╭─ Exercise input

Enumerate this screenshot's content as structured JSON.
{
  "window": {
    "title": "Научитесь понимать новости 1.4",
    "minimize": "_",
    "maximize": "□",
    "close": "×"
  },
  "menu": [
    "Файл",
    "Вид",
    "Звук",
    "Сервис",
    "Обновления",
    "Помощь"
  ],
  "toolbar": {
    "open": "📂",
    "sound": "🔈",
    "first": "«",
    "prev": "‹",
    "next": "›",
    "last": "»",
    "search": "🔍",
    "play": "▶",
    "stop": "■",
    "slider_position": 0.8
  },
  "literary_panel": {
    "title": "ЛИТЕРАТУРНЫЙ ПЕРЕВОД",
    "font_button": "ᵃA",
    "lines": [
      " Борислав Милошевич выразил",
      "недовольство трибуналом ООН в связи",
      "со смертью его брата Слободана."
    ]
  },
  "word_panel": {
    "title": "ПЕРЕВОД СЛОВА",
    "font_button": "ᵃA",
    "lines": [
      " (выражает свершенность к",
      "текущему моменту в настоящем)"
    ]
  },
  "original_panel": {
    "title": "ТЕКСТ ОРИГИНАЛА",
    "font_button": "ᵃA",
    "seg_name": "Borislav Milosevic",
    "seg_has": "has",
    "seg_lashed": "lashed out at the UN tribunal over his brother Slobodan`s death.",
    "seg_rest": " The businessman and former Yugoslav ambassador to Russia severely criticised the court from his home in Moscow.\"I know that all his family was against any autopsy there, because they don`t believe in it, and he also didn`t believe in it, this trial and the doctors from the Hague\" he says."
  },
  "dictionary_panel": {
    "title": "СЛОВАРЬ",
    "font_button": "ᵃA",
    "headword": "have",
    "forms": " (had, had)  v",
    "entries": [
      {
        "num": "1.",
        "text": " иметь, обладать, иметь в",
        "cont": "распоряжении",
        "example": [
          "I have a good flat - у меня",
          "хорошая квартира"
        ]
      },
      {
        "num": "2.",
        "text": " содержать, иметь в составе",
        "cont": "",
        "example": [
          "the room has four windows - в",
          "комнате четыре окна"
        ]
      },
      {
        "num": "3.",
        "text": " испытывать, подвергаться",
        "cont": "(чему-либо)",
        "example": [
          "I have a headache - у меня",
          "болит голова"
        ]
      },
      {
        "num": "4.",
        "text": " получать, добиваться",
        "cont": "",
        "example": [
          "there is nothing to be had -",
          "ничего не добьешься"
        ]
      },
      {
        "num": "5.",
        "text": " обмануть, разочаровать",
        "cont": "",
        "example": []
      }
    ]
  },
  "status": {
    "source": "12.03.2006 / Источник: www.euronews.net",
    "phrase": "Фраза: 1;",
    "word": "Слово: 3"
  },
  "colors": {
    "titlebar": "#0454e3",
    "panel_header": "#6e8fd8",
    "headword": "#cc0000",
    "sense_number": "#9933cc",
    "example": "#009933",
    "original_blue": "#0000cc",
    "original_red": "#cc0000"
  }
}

╰─

● **Exercise goal**: Search the lines above for the string "text" and copy each line that has it.

● **Completed task**:
        "text": " иметь, обладать, иметь в",
        "text": " содержать, иметь в составе",
        "text": " испытывать, подвергаться",
        "text": " получать, добиваться",
        "text": " обмануть, разочаровать",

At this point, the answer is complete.